### THE RECORDS
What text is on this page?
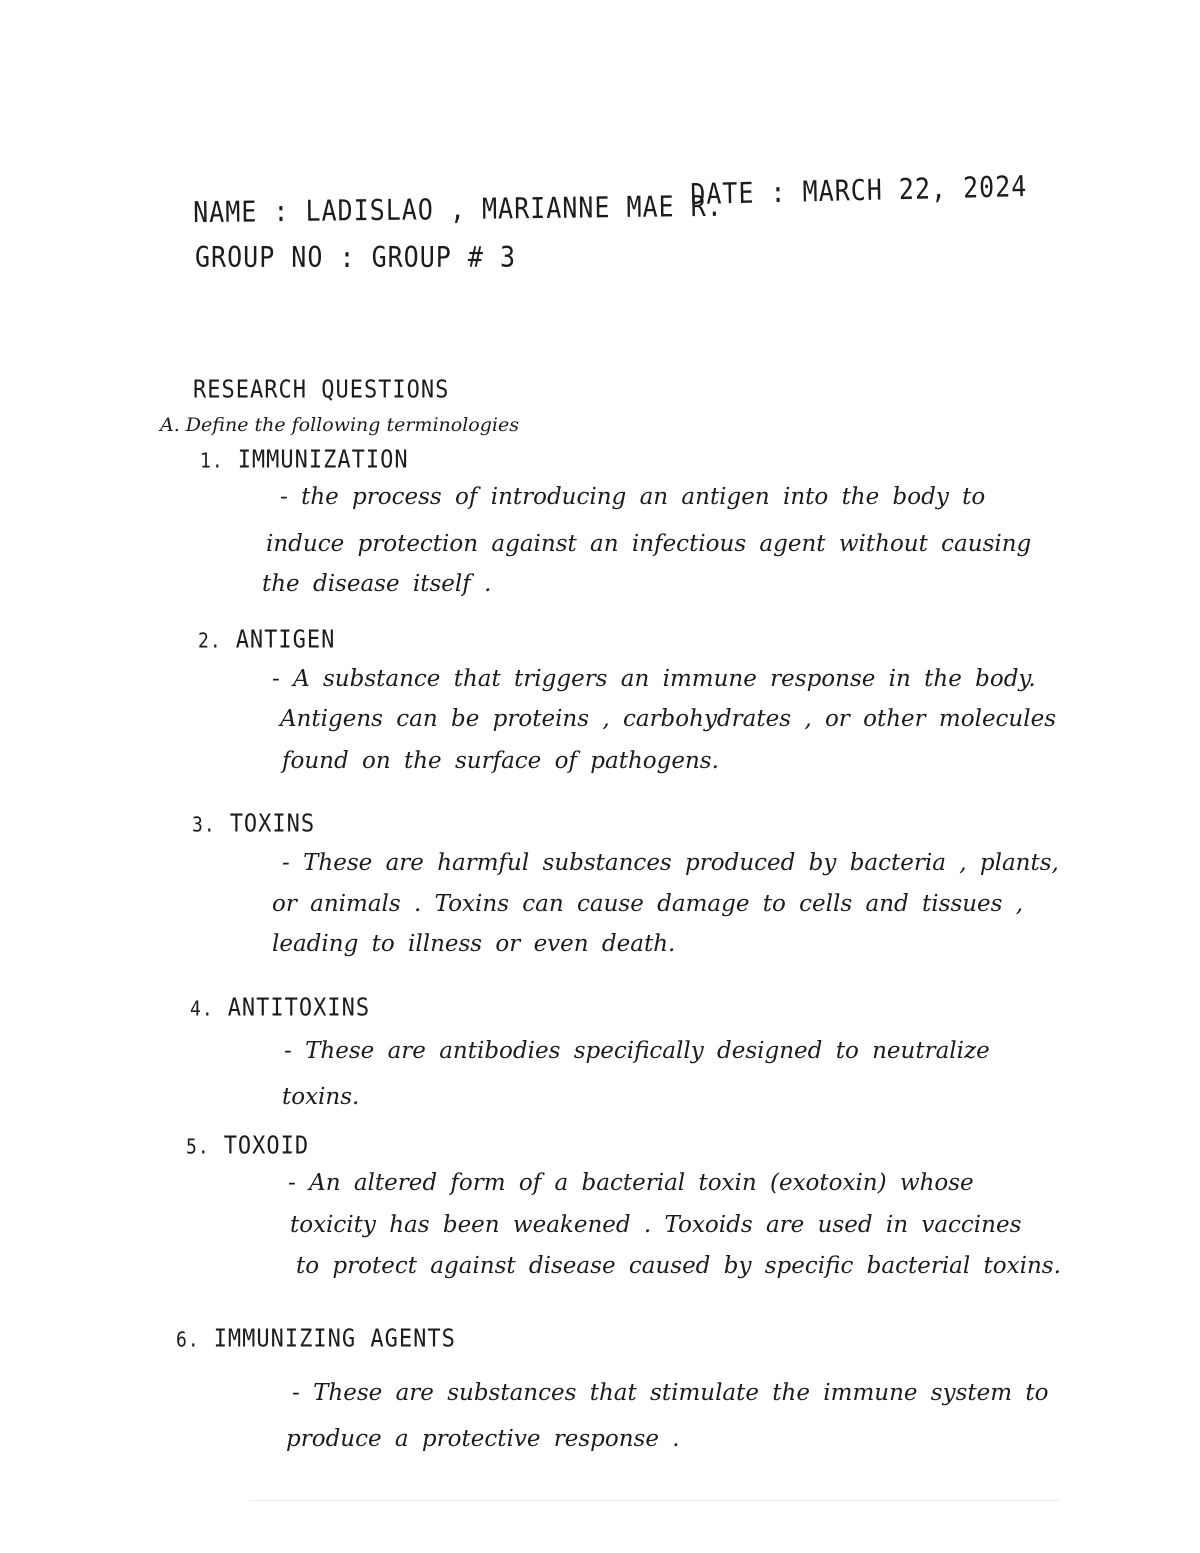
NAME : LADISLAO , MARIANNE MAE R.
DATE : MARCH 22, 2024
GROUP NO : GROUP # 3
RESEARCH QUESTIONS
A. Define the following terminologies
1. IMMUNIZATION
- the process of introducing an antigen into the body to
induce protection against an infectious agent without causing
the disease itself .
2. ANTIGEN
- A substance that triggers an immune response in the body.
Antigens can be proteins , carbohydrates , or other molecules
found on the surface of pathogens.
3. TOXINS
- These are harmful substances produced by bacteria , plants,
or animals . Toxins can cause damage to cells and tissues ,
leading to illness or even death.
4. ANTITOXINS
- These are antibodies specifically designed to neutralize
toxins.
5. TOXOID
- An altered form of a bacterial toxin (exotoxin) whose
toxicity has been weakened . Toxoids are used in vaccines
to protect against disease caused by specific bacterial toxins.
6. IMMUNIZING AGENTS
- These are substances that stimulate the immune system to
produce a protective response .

### ASSIGNMENT
With "These" as the search word, count the matching lines in the records and give the number alone.

### OUTPUT FOR THIS TASK
3